→ Work to be completed
Where a line holds the string "Львівської", return that line.

→ Material for this task
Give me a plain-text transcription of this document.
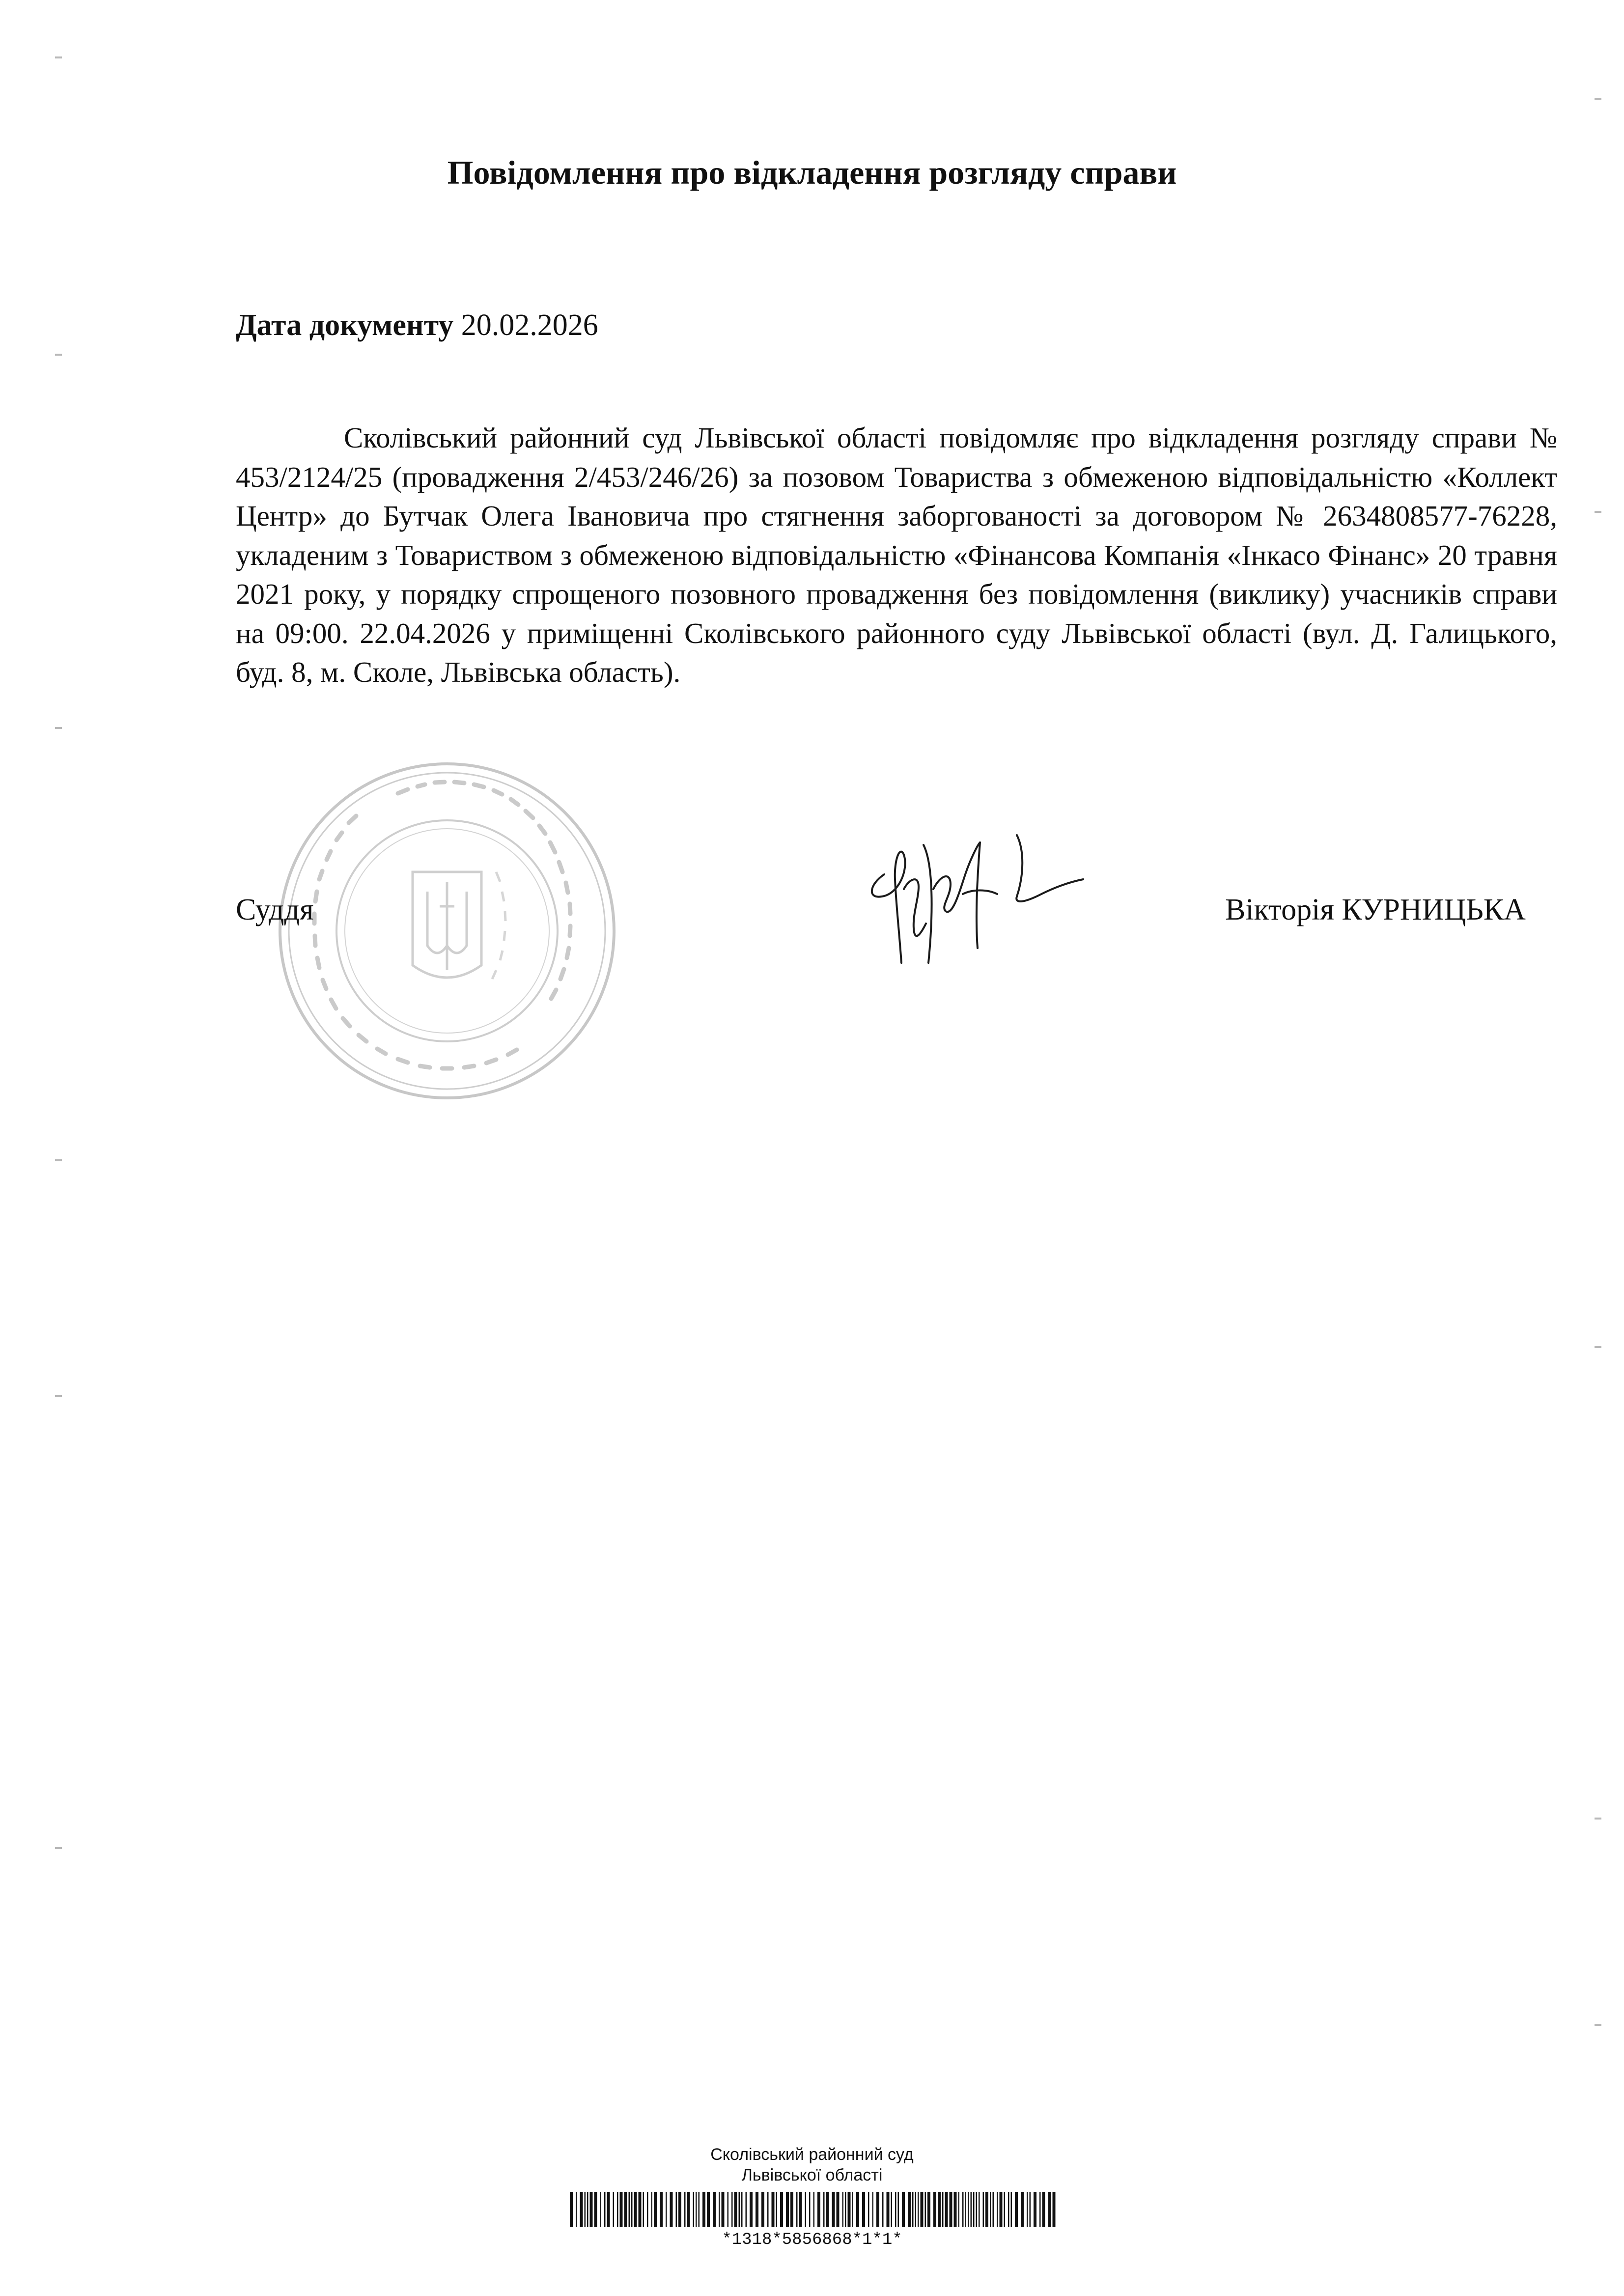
Повідомлення про відкладення розгляду справи
Дата документу 20.02.2026
Сколівський районний суд Львівської області повідомляє про відкладення розгляду справи № 453/2124/25 (провадження 2/453/246/26) за позовом Товариства з обмеженою відповідальністю «Коллект Центр» до Бутчак Олега Івановича про стягнення заборгованості за договором № 2634808577-76228, укладеним з Товариством з обмеженою відповідальністю «Фінансова Компанія «Інкасо Фінанс» 20 травня 2021 року, у порядку спрощеного позовного провадження без повідомлення (виклику) учасників справи на 09:00. 22.04.2026 у приміщенні Сколівського районного суду Львівської області (вул. Д. Галицького, буд. 8, м. Сколе, Львівська область).
Суддя	Вікторія КУРНИЦЬКА
Сколівський районний суд
Львівської області
*1318*5856868*1*1*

→ Answer for the task
Сколівський районний суд Львівської області повідомляє про відкладення розгляду справи № 453/2124/25 (провадження 2/453/246/26) за позовом Товариства з обмеженою відповідальністю «Коллект Центр» до Бутчак Олега Івановича про стягнення заборгованості за договором № 2634808577-76228, укладеним з Товариством з обмеженою відповідальністю «Фінансова Компанія «Інкасо Фінанс» 20 травня 2021 року, у порядку спрощеного позовного провадження без повідомлення (виклику) учасників справи на 09:00. 22.04.2026 у приміщенні Сколівського районного суду Львівської області (вул. Д. Галицького, буд. 8, м. Сколе, Львівська область).
Львівської області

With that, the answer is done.